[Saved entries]
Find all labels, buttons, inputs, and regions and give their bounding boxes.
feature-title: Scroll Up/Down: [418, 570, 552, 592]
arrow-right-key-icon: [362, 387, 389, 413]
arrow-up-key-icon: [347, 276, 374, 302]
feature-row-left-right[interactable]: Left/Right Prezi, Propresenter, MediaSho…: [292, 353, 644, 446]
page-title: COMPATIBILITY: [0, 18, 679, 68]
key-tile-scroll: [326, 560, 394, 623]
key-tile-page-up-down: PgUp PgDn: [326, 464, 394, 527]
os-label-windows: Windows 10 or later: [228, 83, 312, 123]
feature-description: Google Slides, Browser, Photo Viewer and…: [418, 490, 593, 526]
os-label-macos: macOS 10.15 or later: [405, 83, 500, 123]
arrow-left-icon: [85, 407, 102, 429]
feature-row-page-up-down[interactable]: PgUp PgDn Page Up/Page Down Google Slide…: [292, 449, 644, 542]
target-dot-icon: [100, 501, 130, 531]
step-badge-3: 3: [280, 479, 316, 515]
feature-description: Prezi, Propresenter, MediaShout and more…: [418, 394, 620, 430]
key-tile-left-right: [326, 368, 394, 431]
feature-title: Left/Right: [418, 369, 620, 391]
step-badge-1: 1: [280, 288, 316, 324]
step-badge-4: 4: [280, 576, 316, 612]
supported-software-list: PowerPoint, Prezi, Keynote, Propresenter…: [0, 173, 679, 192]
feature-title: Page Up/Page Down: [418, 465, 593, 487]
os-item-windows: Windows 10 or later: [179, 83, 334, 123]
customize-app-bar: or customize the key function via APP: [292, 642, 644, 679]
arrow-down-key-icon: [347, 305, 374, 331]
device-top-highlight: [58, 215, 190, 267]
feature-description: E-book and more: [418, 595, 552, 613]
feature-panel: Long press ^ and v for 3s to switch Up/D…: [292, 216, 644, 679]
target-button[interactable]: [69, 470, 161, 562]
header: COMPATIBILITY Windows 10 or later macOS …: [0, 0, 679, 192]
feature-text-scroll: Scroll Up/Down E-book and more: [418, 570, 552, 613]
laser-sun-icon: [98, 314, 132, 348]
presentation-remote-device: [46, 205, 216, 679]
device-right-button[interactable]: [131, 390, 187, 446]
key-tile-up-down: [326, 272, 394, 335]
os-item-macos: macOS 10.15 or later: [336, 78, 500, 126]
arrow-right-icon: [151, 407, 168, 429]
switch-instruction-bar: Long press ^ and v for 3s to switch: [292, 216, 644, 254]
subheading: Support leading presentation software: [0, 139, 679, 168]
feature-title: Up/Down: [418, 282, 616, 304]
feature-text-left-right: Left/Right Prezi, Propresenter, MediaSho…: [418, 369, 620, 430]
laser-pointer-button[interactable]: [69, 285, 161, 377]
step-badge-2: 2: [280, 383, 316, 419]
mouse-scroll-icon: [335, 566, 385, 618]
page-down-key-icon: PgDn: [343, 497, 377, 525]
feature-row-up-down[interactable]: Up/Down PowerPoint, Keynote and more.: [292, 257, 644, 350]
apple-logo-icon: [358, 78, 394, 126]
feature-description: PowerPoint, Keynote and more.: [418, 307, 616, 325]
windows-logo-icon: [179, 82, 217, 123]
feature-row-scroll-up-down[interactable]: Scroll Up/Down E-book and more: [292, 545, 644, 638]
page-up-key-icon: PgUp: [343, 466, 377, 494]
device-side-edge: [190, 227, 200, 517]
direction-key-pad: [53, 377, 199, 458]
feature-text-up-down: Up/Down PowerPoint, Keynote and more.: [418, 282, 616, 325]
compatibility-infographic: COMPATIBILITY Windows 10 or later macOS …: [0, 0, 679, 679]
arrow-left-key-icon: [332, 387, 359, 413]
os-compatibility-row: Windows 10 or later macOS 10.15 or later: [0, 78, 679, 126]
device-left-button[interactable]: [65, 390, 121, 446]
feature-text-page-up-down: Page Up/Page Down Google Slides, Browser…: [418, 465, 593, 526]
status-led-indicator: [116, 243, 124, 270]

The request ::
Edit the items from the first line through the line holding "step-badge-3: 3: [280, 479, 316, 515]", inclusive, and return only those lines with "feature-title" replaced by "feature-heading" and everything else unchanged.

Correct answer ::
Find all labels, buttons, inputs, and regions and give their bounding boxes.
feature-heading: Scroll Up/Down: [418, 570, 552, 592]
arrow-right-key-icon: [362, 387, 389, 413]
arrow-up-key-icon: [347, 276, 374, 302]
feature-row-left-right[interactable]: Left/Right Prezi, Propresenter, MediaSho…: [292, 353, 644, 446]
page-title: COMPATIBILITY: [0, 18, 679, 68]
key-tile-scroll: [326, 560, 394, 623]
key-tile-page-up-down: PgUp PgDn: [326, 464, 394, 527]
os-label-windows: Windows 10 or later: [228, 83, 312, 123]
feature-description: Google Slides, Browser, Photo Viewer and…: [418, 490, 593, 526]
os-label-macos: macOS 10.15 or later: [405, 83, 500, 123]
arrow-left-icon: [85, 407, 102, 429]
feature-row-page-up-down[interactable]: PgUp PgDn Page Up/Page Down Google Slide…: [292, 449, 644, 542]
target-dot-icon: [100, 501, 130, 531]
step-badge-3: 3: [280, 479, 316, 515]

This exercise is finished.